▶ Requirement
Copy the heat exchanger text starting at "(574f) Passive Heat" and ending at "validate control schemes.", but swap "operator error" for "human error".

▶ Exercise text
============

(574f) Passive Heat Exchanger Temperature Control Using Variable Conductance Heat Pipes

Heat exchangers are important unit operations for a variety of industrial processes. They are often necessary to recuperate waste heat and improve process efficiencies. The heat exchanger's outlet streams often feed processes that are very sensitive to temperature (chemical reactors, separation membranes, fuel cells, etc.) where robust temperature control is a must. Most heat exchangers maintain outlet temperatures by using active means such as temperature controllers with actuated valves and inefficient by-pass streams to maintain a set point. These active control schemes have several drawbacks including the low reliability of moving parts, susceptibility to operator error, and the complicated systems level modeling required to validate control schemes.

Presented in this paper is a passive temperature control technology that utilizes variable conductance heat pipes (VCHP) to control outlet temperature from a counter current heat exchanger. VCHP's are heat pipes filled with a prescribed amount of non-condensable gas. The non-condensable gas expands and contracts in the condenser of the heat pipe as the saturated working fluid's vapor pressure and temperature changes. As a result, the evaporator temperature of the VCHP is nearly constant, regardless of operating conditions (flow rates, inlet temperatures, etc.) A heat exchanger using a tube bank of VCHP's has the unique property that the hot side fluid exits at nearly constant temperature regardless of heat exchanger operating conditions (hot and cold side inlet temperatures and flow rates.) A transient model for a VCHP heat exchanger is presented along with experimental data from a VCHP heat exchanger designed to control the outlet temperature of a hydrogen stream for a fuel cell application. The passive temperature control feature of VCHP heat exchangers is ideal for applications where reliability and safety are of paramount concern.

============

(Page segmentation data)
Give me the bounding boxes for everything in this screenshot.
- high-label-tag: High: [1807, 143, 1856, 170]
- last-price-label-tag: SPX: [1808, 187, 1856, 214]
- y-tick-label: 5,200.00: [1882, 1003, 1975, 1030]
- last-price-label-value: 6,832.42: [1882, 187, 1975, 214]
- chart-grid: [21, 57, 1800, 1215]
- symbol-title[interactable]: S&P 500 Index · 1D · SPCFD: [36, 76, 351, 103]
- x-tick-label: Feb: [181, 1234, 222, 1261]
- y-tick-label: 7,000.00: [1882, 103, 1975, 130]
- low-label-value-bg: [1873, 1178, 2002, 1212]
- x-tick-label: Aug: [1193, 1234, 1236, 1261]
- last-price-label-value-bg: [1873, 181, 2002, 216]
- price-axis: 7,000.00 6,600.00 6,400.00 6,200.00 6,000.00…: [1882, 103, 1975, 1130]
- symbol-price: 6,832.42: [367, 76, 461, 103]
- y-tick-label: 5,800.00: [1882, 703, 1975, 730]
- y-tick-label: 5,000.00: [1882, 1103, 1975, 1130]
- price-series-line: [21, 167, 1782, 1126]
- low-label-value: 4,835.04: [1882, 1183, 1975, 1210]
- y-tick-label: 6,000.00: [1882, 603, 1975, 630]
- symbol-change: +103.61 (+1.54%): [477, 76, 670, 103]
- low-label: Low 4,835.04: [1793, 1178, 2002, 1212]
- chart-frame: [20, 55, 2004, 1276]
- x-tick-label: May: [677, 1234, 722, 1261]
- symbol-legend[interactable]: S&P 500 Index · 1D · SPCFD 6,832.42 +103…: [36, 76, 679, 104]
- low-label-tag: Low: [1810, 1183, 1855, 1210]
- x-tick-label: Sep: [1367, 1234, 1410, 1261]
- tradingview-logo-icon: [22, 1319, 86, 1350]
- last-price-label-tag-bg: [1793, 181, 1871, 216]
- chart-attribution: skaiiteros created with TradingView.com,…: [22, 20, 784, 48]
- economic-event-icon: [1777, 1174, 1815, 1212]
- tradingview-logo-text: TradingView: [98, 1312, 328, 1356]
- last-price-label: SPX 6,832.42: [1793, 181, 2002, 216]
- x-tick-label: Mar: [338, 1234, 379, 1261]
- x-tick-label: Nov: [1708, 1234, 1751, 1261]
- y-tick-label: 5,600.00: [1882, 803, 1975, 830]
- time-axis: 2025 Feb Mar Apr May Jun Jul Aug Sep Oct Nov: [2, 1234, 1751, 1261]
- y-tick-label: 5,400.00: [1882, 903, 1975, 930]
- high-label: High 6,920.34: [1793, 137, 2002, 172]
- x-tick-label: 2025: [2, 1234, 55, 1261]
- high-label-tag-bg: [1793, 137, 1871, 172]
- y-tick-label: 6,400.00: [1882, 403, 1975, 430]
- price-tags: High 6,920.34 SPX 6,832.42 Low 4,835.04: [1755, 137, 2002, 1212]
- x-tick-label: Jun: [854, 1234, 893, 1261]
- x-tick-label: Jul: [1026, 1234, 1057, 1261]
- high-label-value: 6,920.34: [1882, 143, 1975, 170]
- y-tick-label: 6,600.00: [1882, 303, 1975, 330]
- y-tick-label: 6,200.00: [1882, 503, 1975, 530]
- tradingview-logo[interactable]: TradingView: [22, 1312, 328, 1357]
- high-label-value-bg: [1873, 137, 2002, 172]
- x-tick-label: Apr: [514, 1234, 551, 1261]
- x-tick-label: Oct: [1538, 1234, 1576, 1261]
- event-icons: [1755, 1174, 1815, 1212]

============

▶ Answer area
(574f) Passive Heat Exchanger Temperature Control Using Variable Conductance Heat Pipes

Heat exchangers are important unit operations for a variety of industrial processes. They are often necessary to recuperate waste heat and improve process efficiencies. The heat exchanger's outlet streams often feed processes that are very sensitive to temperature (chemical reactors, separation membranes, fuel cells, etc.) where robust temperature control is a must. Most heat exchangers maintain outlet temperatures by using active means such as temperature controllers with actuated valves and inefficient by-pass streams to maintain a set point. These active control schemes have several drawbacks including the low reliability of moving parts, susceptibility to human error, and the complicated systems level modeling required to validate control schemes.